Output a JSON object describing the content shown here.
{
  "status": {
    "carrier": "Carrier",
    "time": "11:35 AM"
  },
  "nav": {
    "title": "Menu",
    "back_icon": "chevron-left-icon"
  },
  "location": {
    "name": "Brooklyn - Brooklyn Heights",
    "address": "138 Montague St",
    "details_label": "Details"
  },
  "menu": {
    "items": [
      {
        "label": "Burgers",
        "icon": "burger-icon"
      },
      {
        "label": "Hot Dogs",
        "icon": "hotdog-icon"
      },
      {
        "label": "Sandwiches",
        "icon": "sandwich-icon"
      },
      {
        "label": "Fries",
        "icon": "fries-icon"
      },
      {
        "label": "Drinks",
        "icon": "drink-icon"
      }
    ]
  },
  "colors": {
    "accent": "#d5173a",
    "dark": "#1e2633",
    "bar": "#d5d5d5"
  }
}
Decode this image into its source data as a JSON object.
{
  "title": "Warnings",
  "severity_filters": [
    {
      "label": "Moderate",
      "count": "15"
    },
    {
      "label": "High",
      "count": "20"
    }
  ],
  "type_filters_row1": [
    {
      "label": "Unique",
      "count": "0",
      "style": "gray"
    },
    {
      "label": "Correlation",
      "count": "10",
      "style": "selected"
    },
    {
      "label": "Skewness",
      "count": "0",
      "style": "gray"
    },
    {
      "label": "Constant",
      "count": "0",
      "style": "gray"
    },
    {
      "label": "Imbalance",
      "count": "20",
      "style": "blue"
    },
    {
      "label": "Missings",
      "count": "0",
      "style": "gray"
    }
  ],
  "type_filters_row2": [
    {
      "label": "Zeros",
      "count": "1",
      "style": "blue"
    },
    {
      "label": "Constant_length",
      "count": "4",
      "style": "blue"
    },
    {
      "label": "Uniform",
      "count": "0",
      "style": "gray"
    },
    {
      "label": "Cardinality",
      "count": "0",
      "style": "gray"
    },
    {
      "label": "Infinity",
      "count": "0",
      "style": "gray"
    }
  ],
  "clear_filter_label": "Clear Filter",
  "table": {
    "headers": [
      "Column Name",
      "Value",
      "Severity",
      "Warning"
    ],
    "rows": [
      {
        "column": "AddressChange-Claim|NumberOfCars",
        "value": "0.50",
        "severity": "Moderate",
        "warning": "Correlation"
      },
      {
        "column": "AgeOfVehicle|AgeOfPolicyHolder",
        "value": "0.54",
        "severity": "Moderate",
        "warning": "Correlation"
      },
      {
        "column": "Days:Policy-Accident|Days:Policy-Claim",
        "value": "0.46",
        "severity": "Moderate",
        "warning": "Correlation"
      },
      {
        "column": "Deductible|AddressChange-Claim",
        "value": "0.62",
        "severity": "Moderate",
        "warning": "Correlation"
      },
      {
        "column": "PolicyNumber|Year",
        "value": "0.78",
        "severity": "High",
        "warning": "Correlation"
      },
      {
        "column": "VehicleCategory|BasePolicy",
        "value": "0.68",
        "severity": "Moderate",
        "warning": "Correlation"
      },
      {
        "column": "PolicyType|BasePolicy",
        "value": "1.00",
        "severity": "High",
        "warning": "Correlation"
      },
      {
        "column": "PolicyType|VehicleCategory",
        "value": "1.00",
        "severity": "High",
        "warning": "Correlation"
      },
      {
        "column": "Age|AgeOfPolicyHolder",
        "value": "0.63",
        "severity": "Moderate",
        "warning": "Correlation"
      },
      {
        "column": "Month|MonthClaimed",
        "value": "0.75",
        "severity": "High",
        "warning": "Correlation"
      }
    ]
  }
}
----
Task ->
Report back each line of the entries that holds the string "object".

Output ->
Output a JSON object describing the content shown here.
Decode this image into its source data as a JSON object.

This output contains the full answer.